AIM OF THE TASK: Give the listing below again in full, exactly as written.

RAW RECORDS:
-- Begin --

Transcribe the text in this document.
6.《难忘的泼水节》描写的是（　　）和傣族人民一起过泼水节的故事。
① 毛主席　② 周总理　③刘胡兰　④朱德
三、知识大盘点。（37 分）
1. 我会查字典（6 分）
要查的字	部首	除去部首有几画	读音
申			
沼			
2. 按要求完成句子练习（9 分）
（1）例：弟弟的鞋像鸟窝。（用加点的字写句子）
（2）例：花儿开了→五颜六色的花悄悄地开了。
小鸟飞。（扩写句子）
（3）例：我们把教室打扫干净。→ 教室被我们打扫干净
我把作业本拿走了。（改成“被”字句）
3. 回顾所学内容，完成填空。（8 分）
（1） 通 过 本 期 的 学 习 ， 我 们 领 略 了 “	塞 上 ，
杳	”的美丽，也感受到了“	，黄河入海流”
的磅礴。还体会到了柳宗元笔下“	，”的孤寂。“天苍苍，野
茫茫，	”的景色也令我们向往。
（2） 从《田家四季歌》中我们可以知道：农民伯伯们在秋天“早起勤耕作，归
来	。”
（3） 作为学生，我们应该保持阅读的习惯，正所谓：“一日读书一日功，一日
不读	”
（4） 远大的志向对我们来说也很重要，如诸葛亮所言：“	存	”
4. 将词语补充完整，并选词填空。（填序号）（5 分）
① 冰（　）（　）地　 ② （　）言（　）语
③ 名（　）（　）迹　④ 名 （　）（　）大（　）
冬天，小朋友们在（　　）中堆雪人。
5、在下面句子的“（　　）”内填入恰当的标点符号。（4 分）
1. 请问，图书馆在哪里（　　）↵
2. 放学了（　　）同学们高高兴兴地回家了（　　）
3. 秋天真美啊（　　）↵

-- End --

TASK RESULT:
Transcribe the text in this document.
6.《难忘的泼水节》描写的是（　　）和傣族人民一起过泼水节的故事。
① 毛主席　② 周总理　③刘胡兰　④朱德
三、知识大盘点。（37 分）
1. 我会查字典（6 分）
要查的字	部首	除去部首有几画	读音
申			
沼			
2. 按要求完成句子练习（9 分）
（1）例：弟弟的鞋像鸟窝。（用加点的字写句子）
（2）例：花儿开了→五颜六色的花悄悄地开了。
小鸟飞。（扩写句子）
（3）例：我们把教室打扫干净。→ 教室被我们打扫干净
我把作业本拿走了。（改成“被”字句）
3. 回顾所学内容，完成填空。（8 分）
（1） 通 过 本 期 的 学 习 ， 我 们 领 略 了 “	塞 上 ，
杳	”的美丽，也感受到了“	，黄河入海流”
的磅礴。还体会到了柳宗元笔下“	，”的孤寂。“天苍苍，野
茫茫，	”的景色也令我们向往。
（2） 从《田家四季歌》中我们可以知道：农民伯伯们在秋天“早起勤耕作，归
来	。”
（3） 作为学生，我们应该保持阅读的习惯，正所谓：“一日读书一日功，一日
不读	”
（4） 远大的志向对我们来说也很重要，如诸葛亮所言：“	存	”
4. 将词语补充完整，并选词填空。（填序号）（5 分）
① 冰（　）（　）地　 ② （　）言（　）语
③ 名（　）（　）迹　④ 名 （　）（　）大（　）
冬天，小朋友们在（　　）中堆雪人。
5、在下面句子的“（　　）”内填入恰当的标点符号。（4 分）
1. 请问，图书馆在哪里（　　）↵
2. 放学了（　　）同学们高高兴兴地回家了（　　）
3. 秋天真美啊（　　）↵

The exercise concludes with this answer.